Figure record listings:
— Begin —

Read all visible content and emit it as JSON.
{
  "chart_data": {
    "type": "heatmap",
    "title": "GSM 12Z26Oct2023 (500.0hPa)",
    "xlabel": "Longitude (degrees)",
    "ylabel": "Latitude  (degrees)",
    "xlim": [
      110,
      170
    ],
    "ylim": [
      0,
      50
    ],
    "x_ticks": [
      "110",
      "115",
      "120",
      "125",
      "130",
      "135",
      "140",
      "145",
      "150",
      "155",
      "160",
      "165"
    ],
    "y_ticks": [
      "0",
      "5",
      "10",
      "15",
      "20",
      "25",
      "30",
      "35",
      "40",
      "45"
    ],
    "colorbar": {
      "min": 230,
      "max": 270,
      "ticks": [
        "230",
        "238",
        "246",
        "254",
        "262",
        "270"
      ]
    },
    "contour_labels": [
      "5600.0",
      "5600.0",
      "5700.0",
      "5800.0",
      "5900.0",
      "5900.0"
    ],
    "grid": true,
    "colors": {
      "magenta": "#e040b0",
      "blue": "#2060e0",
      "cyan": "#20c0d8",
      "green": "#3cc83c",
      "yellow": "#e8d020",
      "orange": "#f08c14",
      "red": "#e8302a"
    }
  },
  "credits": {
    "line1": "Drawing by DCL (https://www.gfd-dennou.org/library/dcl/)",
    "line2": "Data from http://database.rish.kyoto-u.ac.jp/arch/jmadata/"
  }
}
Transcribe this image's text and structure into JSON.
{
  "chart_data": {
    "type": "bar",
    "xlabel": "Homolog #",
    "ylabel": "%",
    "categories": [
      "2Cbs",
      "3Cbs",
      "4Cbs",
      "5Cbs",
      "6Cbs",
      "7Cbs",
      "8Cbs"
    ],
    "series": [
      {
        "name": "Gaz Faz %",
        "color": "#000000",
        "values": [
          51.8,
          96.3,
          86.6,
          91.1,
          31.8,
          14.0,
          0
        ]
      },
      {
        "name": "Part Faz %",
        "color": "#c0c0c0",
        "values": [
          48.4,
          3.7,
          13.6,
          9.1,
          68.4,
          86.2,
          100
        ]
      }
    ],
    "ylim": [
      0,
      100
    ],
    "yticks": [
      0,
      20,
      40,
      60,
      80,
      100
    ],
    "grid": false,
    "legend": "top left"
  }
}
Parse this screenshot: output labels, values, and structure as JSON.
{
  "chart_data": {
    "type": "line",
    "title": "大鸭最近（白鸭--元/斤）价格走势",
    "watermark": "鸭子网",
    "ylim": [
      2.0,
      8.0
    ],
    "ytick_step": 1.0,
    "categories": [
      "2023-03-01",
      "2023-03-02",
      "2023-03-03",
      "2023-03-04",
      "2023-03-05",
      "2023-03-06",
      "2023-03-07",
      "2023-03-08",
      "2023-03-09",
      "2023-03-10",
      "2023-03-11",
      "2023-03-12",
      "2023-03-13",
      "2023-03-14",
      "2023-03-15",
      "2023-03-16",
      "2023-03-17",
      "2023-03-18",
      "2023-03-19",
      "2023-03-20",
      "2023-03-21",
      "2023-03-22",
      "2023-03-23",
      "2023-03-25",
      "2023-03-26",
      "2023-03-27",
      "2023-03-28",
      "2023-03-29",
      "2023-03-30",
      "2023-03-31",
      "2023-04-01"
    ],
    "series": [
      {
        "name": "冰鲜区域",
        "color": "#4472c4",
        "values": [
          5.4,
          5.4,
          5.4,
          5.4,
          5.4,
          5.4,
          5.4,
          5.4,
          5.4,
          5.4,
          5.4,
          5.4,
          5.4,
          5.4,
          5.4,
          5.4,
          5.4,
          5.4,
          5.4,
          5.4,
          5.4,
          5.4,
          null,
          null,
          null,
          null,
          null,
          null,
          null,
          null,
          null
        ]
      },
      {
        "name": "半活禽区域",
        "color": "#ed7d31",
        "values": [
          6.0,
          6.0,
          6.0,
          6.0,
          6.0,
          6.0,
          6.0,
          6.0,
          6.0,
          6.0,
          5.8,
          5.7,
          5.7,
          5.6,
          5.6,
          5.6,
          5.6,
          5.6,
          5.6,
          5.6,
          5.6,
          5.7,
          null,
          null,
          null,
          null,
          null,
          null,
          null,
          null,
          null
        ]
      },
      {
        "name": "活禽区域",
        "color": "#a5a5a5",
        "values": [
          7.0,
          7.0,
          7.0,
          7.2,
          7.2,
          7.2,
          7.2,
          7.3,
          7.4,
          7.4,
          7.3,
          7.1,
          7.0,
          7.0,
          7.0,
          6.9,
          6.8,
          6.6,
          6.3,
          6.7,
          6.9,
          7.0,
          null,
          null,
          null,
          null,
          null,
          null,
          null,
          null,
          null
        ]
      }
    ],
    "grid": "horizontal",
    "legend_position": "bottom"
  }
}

— End —

_Task description_
Look above for lines with the word "degrees" and copy them all.

_Response to this exercise_
    "xlabel": "Longitude (degrees)",
    "ylabel": "Latitude  (degrees)",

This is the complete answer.